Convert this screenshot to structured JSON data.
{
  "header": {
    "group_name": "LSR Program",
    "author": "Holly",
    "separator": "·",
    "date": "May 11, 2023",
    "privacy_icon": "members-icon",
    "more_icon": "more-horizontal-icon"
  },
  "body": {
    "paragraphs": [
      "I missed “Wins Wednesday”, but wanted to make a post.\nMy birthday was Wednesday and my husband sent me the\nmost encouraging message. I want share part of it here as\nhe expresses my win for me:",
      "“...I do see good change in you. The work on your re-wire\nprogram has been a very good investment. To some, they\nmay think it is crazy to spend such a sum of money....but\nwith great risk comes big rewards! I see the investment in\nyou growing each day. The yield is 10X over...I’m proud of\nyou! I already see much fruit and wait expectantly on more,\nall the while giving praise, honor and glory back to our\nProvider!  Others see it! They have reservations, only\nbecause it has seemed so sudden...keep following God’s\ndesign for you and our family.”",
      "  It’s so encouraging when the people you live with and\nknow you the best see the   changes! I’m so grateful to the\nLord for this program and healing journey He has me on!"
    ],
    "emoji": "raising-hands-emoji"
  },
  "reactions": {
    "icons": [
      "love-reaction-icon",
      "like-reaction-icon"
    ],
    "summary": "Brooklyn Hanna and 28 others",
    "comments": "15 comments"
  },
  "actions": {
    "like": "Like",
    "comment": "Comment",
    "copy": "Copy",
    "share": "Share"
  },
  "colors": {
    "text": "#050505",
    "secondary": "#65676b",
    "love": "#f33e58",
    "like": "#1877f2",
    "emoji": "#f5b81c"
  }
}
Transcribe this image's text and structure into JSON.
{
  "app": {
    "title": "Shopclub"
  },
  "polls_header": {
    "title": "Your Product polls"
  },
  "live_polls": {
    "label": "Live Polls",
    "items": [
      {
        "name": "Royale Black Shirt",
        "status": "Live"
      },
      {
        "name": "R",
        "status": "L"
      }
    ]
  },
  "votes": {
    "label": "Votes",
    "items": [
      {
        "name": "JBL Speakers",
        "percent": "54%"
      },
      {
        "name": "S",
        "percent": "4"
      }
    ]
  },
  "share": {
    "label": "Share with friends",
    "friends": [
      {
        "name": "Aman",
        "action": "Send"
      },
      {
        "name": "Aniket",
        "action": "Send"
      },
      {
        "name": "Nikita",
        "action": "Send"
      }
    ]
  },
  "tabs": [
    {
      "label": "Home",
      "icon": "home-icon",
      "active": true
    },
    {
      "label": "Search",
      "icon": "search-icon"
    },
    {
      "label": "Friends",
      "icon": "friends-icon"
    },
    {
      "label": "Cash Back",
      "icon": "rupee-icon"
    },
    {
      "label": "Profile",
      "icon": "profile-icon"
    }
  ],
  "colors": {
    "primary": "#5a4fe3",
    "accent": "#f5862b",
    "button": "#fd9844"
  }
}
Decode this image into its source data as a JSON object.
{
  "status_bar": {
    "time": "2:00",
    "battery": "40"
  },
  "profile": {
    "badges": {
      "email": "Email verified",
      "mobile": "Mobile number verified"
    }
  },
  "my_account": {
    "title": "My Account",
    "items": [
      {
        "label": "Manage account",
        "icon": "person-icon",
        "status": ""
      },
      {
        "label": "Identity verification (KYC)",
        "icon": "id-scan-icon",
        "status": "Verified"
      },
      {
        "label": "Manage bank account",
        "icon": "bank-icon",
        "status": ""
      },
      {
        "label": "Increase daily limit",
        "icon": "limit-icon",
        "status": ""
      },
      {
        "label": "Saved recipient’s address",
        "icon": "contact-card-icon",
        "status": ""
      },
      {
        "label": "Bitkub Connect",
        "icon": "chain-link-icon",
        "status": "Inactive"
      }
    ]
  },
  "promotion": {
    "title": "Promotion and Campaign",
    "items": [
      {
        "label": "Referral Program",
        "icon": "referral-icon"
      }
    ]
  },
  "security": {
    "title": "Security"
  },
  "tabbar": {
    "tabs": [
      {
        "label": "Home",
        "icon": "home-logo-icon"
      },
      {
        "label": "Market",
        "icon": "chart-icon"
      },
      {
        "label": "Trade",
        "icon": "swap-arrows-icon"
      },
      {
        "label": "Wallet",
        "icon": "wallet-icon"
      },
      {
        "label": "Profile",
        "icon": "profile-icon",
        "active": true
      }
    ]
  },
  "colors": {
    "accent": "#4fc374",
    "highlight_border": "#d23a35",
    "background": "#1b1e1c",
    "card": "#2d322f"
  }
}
________________________________________
**WRITTEN TASK**
Across all the entries, count the lines that contain the word "bank" and give the number by itself.

**SOLVED EXERCISE**
2